Source records
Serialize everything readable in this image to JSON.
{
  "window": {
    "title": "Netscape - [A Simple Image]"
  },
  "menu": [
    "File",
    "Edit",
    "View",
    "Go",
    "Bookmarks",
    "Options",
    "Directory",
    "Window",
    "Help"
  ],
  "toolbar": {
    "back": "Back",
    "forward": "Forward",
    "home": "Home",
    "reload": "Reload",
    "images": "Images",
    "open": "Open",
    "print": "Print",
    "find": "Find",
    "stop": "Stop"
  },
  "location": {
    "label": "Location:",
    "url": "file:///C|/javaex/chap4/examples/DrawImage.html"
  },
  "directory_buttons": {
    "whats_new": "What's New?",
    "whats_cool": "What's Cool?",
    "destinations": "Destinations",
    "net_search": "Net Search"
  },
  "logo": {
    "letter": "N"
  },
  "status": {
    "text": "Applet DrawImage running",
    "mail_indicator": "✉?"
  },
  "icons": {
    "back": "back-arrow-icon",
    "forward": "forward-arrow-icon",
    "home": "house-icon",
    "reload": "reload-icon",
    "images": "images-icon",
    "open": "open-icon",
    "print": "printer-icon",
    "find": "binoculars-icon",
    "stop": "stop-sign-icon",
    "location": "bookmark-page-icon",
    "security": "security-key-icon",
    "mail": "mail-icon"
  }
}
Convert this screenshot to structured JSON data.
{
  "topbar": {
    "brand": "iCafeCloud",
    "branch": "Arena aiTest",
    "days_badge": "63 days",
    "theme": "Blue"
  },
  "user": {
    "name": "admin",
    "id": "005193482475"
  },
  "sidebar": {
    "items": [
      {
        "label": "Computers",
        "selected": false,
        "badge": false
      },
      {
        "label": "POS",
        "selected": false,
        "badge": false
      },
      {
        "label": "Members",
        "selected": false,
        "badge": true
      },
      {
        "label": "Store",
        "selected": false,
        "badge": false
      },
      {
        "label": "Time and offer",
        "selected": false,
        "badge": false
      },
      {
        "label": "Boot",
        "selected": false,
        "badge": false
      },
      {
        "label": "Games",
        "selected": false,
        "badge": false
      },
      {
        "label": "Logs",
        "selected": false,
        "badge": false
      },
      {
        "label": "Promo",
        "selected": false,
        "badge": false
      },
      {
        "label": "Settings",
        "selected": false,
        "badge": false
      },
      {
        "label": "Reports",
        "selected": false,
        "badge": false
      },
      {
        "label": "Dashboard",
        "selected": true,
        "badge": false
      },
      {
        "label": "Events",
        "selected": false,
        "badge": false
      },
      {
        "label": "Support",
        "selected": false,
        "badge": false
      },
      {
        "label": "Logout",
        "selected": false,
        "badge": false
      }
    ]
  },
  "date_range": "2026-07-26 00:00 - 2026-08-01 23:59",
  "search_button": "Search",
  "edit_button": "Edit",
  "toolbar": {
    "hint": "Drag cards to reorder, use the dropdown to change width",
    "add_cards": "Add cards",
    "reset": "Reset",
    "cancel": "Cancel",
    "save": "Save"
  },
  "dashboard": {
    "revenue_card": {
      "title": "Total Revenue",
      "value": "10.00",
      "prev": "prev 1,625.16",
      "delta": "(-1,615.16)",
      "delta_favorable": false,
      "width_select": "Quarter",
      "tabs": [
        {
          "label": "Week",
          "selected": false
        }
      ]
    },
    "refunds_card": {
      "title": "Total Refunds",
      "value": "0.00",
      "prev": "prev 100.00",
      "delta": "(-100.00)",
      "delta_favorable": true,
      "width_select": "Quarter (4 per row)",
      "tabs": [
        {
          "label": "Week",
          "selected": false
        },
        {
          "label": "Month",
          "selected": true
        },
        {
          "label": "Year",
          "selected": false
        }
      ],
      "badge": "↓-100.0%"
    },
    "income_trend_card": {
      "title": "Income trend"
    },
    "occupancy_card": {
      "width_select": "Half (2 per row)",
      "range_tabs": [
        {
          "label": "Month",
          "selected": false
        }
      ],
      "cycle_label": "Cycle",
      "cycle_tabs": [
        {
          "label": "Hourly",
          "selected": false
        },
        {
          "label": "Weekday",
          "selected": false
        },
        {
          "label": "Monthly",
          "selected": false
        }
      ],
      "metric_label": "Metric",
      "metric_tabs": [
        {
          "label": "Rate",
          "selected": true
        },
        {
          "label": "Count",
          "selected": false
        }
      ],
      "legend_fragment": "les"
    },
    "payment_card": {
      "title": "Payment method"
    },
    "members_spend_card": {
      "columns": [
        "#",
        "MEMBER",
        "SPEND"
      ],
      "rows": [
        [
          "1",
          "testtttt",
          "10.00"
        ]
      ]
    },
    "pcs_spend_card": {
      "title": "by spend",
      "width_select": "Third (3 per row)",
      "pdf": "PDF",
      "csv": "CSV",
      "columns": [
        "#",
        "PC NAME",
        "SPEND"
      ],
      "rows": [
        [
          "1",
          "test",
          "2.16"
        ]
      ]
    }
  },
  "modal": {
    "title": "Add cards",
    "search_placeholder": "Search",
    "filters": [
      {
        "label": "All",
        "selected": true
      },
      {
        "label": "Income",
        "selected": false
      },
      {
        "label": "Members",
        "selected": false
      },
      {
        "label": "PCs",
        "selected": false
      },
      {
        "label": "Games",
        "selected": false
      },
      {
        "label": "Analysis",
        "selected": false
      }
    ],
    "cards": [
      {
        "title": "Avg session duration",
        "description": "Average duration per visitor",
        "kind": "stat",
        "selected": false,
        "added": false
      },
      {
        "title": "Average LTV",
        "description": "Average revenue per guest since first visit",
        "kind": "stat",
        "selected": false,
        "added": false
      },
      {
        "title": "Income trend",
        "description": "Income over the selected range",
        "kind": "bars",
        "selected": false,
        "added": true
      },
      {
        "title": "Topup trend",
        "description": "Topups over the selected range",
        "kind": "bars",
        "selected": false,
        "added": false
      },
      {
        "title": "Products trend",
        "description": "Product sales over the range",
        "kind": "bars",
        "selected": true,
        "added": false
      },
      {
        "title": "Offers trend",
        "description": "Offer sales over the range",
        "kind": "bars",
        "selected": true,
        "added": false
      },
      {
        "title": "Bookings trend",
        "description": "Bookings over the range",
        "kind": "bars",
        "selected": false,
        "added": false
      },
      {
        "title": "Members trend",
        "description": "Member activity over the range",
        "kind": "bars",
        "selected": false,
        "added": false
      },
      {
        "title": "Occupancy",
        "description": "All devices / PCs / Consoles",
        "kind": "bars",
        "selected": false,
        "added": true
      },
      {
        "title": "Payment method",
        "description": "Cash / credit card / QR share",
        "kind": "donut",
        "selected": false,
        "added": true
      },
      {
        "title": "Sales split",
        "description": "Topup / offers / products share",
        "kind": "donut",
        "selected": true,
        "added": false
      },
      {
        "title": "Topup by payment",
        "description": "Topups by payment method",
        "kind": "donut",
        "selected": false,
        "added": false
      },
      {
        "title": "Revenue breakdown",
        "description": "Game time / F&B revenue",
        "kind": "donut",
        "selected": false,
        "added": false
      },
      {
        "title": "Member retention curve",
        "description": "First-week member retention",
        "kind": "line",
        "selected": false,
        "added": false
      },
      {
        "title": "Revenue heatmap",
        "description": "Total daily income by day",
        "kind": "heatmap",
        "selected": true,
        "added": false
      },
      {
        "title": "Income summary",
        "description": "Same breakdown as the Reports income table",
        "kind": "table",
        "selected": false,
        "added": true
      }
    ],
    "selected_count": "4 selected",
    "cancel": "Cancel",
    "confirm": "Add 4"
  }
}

* _GIVEN EXERCISE_:
Copy down the whole of the data above, matching it exactly.

* _THE COMPLETED TASK_:
Serialize everything readable in this image to JSON.
{
  "window": {
    "title": "Netscape - [A Simple Image]"
  },
  "menu": [
    "File",
    "Edit",
    "View",
    "Go",
    "Bookmarks",
    "Options",
    "Directory",
    "Window",
    "Help"
  ],
  "toolbar": {
    "back": "Back",
    "forward": "Forward",
    "home": "Home",
    "reload": "Reload",
    "images": "Images",
    "open": "Open",
    "print": "Print",
    "find": "Find",
    "stop": "Stop"
  },
  "location": {
    "label": "Location:",
    "url": "file:///C|/javaex/chap4/examples/DrawImage.html"
  },
  "directory_buttons": {
    "whats_new": "What's New?",
    "whats_cool": "What's Cool?",
    "destinations": "Destinations",
    "net_search": "Net Search"
  },
  "logo": {
    "letter": "N"
  },
  "status": {
    "text": "Applet DrawImage running",
    "mail_indicator": "✉?"
  },
  "icons": {
    "back": "back-arrow-icon",
    "forward": "forward-arrow-icon",
    "home": "house-icon",
    "reload": "reload-icon",
    "images": "images-icon",
    "open": "open-icon",
    "print": "printer-icon",
    "find": "binoculars-icon",
    "stop": "stop-sign-icon",
    "location": "bookmark-page-icon",
    "security": "security-key-icon",
    "mail": "mail-icon"
  }
}
Convert this screenshot to structured JSON data.
{
  "topbar": {
    "brand": "iCafeCloud",
    "branch": "Arena aiTest",
    "days_badge": "63 days",
    "theme": "Blue"
  },
  "user": {
    "name": "admin",
    "id": "005193482475"
  },
  "sidebar": {
    "items": [
      {
        "label": "Computers",
        "selected": false,
        "badge": false
      },
      {
        "label": "POS",
        "selected": false,
        "badge": false
      },
      {
        "label": "Members",
        "selected": false,
        "badge": true
      },
      {
        "label": "Store",
        "selected": false,
        "badge": false
      },
      {
        "label": "Time and offer",
        "selected": false,
        "badge": false
      },
      {
        "label": "Boot",
        "selected": false,
        "badge": false
      },
      {
        "label": "Games",
        "selected": false,
        "badge": false
      },
      {
        "label": "Logs",
        "selected": false,
        "badge": false
      },
      {
        "label": "Promo",
        "selected": false,
        "badge": false
      },
      {
        "label": "Settings",
        "selected": false,
        "badge": false
      },
      {
        "label": "Reports",
        "selected": false,
        "badge": false
      },
      {
        "label": "Dashboard",
        "selected": true,
        "badge": false
      },
      {
        "label": "Events",
        "selected": false,
        "badge": false
      },
      {
        "label": "Support",
        "selected": false,
        "badge": false
      },
      {
        "label": "Logout",
        "selected": false,
        "badge": false
      }
    ]
  },
  "date_range": "2026-07-26 00:00 - 2026-08-01 23:59",
  "search_button": "Search",
  "edit_button": "Edit",
  "toolbar": {
    "hint": "Drag cards to reorder, use the dropdown to change width",
    "add_cards": "Add cards",
    "reset": "Reset",
    "cancel": "Cancel",
    "save": "Save"
  },
  "dashboard": {
    "revenue_card": {
      "title": "Total Revenue",
      "value": "10.00",
      "prev": "prev 1,625.16",
      "delta": "(-1,615.16)",
      "delta_favorable": false,
      "width_select": "Quarter",
      "tabs": [
        {
          "label": "Week",
          "selected": false
        }
      ]
    },
    "refunds_card": {
      "title": "Total Refunds",
      "value": "0.00",
      "prev": "prev 100.00",
      "delta": "(-100.00)",
      "delta_favorable": true,
      "width_select": "Quarter (4 per row)",
      "tabs": [
        {
          "label": "Week",
          "selected": false
        },
        {
          "label": "Month",
          "selected": true
        },
        {
          "label": "Year",
          "selected": false
        }
      ],
      "badge": "↓-100.0%"
    },
    "income_trend_card": {
      "title": "Income trend"
    },
    "occupancy_card": {
      "width_select": "Half (2 per row)",
      "range_tabs": [
        {
          "label": "Month",
          "selected": false
        }
      ],
      "cycle_label": "Cycle",
      "cycle_tabs": [
        {
          "label": "Hourly",
          "selected": false
        },
        {
          "label": "Weekday",
          "selected": false
        },
        {
          "label": "Monthly",
          "selected": false
        }
      ],
      "metric_label": "Metric",
      "metric_tabs": [
        {
          "label": "Rate",
          "selected": true
        },
        {
          "label": "Count",
          "selected": false
        }
      ],
      "legend_fragment": "les"
    },
    "payment_card": {
      "title": "Payment method"
    },
    "members_spend_card": {
      "columns": [
        "#",
        "MEMBER",
        "SPEND"
      ],
      "rows": [
        [
          "1",
          "testtttt",
          "10.00"
        ]
      ]
    },
    "pcs_spend_card": {
      "title": "by spend",
      "width_select": "Third (3 per row)",
      "pdf": "PDF",
      "csv": "CSV",
      "columns": [
        "#",
        "PC NAME",
        "SPEND"
      ],
      "rows": [
        [
          "1",
          "test",
          "2.16"
        ]
      ]
    }
  },
  "modal": {
    "title": "Add cards",
    "search_placeholder": "Search",
    "filters": [
      {
        "label": "All",
        "selected": true
      },
      {
        "label": "Income",
        "selected": false
      },
      {
        "label": "Members",
        "selected": false
      },
      {
        "label": "PCs",
        "selected": false
      },
      {
        "label": "Games",
        "selected": false
      },
      {
        "label": "Analysis",
        "selected": false
      }
    ],
    "cards": [
      {
        "title": "Avg session duration",
        "description": "Average duration per visitor",
        "kind": "stat",
        "selected": false,
        "added": false
      },
      {
        "title": "Average LTV",
        "description": "Average revenue per guest since first visit",
        "kind": "stat",
        "selected": false,
        "added": false
      },
      {
        "title": "Income trend",
        "description": "Income over the selected range",
        "kind": "bars",
        "selected": false,
        "added": true
      },
      {
        "title": "Topup trend",
        "description": "Topups over the selected range",
        "kind": "bars",
        "selected": false,
        "added": false
      },
      {
        "title": "Products trend",
        "description": "Product sales over the range",
        "kind": "bars",
        "selected": true,
        "added": false
      },
      {
        "title": "Offers trend",
        "description": "Offer sales over the range",
        "kind": "bars",
        "selected": true,
        "added": false
      },
      {
        "title": "Bookings trend",
        "description": "Bookings over the range",
        "kind": "bars",
        "selected": false,
        "added": false
      },
      {
        "title": "Members trend",
        "description": "Member activity over the range",
        "kind": "bars",
        "selected": false,
        "added": false
      },
      {
        "title": "Occupancy",
        "description": "All devices / PCs / Consoles",
        "kind": "bars",
        "selected": false,
        "added": true
      },
      {
        "title": "Payment method",
        "description": "Cash / credit card / QR share",
        "kind": "donut",
        "selected": false,
        "added": true
      },
      {
        "title": "Sales split",
        "description": "Topup / offers / products share",
        "kind": "donut",
        "selected": true,
        "added": false
      },
      {
        "title": "Topup by payment",
        "description": "Topups by payment method",
        "kind": "donut",
        "selected": false,
        "added": false
      },
      {
        "title": "Revenue breakdown",
        "description": "Game time / F&B revenue",
        "kind": "donut",
        "selected": false,
        "added": false
      },
      {
        "title": "Member retention curve",
        "description": "First-week member retention",
        "kind": "line",
        "selected": false,
        "added": false
      },
      {
        "title": "Revenue heatmap",
        "description": "Total daily income by day",
        "kind": "heatmap",
        "selected": true,
        "added": false
      },
      {
        "title": "Income summary",
        "description": "Same breakdown as the Reports income table",
        "kind": "table",
        "selected": false,
        "added": true
      }
    ],
    "selected_count": "4 selected",
    "cancel": "Cancel",
    "confirm": "Add 4"
  }
}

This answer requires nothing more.